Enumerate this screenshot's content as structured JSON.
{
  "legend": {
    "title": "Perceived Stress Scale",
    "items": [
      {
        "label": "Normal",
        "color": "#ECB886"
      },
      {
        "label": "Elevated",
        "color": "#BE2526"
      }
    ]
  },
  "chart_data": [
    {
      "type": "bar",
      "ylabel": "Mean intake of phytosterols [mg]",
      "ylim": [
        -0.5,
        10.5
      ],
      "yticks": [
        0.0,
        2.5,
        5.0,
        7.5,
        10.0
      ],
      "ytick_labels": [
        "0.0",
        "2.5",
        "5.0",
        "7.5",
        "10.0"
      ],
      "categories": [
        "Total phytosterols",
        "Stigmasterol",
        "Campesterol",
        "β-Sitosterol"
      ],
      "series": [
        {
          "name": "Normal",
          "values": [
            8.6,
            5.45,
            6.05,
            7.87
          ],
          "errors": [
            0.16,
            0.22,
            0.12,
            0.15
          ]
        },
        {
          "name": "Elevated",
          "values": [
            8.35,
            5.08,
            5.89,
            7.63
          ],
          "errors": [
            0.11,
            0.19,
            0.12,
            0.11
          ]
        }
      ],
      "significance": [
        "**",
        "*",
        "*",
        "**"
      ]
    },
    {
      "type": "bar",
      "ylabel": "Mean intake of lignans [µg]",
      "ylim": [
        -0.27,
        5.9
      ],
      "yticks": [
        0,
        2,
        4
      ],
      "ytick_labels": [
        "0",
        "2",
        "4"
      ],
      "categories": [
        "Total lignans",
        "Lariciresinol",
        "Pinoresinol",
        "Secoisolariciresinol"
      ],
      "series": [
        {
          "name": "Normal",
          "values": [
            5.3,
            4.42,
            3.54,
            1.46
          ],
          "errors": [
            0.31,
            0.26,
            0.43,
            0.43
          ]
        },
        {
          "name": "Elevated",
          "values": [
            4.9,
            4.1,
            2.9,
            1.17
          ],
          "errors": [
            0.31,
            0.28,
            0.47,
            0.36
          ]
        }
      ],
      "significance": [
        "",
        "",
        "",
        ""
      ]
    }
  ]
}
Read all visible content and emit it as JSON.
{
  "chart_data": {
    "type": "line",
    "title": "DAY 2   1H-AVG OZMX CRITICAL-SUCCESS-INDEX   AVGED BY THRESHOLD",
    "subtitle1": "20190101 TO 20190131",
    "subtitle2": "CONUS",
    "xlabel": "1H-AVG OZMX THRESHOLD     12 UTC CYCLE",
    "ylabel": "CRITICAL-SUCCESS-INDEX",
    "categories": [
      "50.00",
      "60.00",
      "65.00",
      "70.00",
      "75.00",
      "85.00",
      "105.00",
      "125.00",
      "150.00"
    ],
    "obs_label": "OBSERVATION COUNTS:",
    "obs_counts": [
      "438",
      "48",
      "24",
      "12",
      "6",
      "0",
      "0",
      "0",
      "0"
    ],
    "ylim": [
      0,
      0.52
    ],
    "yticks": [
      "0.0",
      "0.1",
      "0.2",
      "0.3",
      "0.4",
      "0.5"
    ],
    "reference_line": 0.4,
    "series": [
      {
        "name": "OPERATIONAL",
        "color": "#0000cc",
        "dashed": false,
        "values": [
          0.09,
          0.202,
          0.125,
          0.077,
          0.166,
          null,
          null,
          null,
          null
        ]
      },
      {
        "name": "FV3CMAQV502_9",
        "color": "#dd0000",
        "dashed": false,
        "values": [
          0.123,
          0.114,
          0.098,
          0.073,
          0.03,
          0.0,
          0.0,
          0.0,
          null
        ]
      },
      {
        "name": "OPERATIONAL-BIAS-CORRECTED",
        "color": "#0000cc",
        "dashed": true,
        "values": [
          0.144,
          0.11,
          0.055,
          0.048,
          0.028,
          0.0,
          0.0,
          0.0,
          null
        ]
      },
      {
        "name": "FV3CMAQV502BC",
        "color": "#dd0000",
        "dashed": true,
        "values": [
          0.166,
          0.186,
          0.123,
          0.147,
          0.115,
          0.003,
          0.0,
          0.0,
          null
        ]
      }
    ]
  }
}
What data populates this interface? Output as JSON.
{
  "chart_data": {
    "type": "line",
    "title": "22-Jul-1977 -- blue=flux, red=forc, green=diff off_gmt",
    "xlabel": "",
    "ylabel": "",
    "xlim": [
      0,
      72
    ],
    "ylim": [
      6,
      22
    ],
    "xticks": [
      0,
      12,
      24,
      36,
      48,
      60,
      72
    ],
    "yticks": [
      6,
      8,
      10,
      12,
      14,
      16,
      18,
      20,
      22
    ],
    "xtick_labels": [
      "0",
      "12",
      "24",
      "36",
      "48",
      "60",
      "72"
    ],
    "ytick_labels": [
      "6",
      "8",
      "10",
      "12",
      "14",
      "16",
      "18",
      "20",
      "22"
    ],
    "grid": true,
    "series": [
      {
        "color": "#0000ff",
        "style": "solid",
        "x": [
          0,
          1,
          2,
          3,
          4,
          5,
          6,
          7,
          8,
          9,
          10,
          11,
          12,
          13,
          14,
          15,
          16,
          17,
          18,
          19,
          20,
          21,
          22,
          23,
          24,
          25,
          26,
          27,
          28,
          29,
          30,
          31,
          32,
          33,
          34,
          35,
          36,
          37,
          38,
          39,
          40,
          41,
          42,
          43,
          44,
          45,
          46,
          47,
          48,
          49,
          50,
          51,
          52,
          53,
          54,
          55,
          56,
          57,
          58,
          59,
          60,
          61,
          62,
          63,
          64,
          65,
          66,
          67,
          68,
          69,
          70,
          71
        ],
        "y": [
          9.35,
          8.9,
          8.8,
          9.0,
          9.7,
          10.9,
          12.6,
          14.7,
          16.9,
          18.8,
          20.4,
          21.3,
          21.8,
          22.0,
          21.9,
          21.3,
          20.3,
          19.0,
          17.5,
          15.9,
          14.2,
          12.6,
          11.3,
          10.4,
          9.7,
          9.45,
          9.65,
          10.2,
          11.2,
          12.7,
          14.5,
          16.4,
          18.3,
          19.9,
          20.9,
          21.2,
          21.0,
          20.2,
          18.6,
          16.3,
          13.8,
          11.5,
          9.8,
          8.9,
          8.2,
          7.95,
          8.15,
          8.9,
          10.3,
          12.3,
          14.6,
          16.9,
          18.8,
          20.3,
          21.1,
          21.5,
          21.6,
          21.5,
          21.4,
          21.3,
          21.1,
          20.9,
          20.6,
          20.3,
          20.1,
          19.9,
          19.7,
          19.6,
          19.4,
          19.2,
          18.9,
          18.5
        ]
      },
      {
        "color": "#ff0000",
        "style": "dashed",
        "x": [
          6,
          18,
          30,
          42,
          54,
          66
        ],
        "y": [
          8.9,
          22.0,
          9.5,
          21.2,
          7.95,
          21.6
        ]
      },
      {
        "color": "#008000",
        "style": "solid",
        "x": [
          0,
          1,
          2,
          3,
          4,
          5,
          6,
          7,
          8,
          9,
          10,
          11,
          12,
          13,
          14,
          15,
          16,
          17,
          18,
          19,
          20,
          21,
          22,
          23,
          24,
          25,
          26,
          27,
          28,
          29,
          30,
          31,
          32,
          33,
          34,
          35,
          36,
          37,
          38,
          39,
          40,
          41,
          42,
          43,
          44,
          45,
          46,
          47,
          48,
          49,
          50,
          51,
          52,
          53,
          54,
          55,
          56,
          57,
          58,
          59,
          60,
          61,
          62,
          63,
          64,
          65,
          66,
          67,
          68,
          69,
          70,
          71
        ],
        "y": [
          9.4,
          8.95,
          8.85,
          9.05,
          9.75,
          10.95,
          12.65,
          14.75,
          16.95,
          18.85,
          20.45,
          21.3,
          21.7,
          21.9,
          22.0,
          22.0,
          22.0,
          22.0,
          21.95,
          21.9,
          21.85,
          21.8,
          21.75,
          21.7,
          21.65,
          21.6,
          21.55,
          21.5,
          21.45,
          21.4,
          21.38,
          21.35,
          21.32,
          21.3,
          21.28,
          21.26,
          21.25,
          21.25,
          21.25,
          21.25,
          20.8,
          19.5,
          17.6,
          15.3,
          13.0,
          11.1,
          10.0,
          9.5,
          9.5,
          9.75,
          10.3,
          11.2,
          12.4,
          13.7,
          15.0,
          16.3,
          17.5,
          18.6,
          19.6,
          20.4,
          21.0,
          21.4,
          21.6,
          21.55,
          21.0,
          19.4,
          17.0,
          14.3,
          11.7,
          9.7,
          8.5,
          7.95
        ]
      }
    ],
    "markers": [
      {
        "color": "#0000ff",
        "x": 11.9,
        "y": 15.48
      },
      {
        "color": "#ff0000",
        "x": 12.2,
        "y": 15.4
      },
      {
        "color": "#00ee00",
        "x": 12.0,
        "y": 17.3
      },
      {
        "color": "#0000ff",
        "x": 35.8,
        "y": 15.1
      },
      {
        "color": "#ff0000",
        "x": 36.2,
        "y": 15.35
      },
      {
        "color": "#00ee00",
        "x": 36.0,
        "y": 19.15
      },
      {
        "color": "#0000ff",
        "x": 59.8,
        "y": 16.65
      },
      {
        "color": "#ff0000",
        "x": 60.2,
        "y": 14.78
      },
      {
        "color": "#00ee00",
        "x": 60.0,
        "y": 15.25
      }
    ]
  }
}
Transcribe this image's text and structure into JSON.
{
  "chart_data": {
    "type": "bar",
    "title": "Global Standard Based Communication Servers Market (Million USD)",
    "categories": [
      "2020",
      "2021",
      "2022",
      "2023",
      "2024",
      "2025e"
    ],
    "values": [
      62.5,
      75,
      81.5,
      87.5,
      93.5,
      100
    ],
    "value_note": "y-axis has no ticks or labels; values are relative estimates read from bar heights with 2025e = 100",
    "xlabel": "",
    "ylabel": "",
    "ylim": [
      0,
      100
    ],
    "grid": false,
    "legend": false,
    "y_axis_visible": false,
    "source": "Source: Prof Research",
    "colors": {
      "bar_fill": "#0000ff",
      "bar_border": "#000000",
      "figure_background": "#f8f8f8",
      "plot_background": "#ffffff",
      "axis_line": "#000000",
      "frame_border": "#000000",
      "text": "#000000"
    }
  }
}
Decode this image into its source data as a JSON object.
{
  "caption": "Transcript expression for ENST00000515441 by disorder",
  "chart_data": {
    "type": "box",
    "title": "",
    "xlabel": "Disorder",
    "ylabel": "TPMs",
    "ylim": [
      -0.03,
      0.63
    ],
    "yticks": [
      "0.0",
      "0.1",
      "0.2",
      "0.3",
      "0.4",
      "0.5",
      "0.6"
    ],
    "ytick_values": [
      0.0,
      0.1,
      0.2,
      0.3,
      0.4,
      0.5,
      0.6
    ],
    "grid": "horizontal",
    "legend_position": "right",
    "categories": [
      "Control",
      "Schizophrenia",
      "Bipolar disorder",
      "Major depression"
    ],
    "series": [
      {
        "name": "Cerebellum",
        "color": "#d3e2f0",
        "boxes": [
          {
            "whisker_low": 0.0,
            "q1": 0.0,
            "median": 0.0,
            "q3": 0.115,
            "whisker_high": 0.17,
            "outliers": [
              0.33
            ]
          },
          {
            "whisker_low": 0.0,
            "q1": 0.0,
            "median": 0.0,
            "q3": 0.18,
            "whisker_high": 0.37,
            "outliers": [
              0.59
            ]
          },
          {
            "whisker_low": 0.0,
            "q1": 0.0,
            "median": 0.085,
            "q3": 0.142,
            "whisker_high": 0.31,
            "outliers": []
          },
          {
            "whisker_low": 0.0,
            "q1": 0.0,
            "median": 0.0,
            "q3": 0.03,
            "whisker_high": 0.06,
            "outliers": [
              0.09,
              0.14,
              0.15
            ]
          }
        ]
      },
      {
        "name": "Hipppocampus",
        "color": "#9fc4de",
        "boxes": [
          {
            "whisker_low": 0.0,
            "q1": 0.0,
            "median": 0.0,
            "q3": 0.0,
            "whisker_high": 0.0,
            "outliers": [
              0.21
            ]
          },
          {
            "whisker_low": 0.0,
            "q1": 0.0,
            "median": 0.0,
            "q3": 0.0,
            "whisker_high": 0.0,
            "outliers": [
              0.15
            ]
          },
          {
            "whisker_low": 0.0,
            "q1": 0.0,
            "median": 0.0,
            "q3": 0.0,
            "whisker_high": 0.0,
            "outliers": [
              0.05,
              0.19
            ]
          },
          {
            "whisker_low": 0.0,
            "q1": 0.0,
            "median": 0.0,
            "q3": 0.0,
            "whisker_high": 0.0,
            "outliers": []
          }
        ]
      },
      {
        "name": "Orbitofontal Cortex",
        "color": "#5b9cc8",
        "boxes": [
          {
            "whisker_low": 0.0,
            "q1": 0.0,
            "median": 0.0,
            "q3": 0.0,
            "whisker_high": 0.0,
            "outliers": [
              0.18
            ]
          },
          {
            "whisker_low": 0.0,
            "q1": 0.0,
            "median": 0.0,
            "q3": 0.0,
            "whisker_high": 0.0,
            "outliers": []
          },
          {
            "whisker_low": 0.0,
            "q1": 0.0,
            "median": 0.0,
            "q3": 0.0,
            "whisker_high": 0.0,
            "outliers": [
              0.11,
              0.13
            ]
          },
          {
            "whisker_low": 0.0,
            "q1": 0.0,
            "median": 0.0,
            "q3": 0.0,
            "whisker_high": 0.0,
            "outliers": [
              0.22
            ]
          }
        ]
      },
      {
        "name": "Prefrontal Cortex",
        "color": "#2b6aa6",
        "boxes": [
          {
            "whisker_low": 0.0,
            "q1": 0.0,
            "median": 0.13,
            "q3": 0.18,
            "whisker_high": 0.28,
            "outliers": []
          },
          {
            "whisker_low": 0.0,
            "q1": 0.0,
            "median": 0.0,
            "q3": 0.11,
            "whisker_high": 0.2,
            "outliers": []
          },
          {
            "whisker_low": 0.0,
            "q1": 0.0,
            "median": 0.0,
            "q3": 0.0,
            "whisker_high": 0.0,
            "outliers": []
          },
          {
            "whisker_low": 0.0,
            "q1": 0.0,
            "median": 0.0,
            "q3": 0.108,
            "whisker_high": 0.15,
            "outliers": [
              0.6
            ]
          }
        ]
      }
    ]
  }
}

========================================================================

- [WHAT IS ASKED]: Wherever the word "SUCCESS" occurs in a line of the listing, copy that line.

- [TASK SOLUTION]:
    "title": "DAY 2   1H-AVG OZMX CRITICAL-SUCCESS-INDEX   AVGED BY THRESHOLD",
    "ylabel": "CRITICAL-SUCCESS-INDEX",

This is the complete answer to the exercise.